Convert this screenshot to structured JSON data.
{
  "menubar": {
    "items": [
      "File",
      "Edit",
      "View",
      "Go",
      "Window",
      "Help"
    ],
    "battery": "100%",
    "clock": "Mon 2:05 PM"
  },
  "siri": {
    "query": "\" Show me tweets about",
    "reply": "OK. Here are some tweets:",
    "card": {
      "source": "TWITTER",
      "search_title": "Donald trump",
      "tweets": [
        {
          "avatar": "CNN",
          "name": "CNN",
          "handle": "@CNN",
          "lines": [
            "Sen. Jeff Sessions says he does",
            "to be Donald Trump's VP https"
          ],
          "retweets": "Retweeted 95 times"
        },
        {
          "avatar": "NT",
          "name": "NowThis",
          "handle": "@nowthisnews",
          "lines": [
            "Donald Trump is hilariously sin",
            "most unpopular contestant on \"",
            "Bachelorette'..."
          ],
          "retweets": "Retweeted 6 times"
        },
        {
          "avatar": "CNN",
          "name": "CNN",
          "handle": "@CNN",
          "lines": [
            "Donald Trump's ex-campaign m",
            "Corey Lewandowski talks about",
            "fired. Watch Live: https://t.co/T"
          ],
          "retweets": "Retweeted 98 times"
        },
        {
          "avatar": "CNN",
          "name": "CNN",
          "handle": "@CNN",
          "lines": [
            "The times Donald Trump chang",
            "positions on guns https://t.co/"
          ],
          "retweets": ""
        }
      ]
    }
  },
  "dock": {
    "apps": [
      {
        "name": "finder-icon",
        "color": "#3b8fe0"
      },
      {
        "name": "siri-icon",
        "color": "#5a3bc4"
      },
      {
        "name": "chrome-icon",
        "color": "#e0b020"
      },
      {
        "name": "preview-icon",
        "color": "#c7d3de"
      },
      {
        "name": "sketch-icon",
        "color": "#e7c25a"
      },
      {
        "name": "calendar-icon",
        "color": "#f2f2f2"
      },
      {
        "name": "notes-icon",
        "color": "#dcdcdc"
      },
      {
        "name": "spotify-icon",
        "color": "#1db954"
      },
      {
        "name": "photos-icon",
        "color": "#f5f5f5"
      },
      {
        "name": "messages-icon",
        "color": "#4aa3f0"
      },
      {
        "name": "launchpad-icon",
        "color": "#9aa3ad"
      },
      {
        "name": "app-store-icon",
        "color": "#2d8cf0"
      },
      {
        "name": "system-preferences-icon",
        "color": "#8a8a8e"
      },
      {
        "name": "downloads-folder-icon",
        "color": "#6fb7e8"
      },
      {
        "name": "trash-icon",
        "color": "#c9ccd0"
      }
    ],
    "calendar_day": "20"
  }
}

========

→ GIVEN PROBLEM:
All lines in the data that contain the word "times" should be copied.

→ OUTPUT OF THE TASK:
          "retweets": "Retweeted 95 times"
          "retweets": "Retweeted 6 times"
          "retweets": "Retweeted 98 times"
            "The times Donald Trump chang",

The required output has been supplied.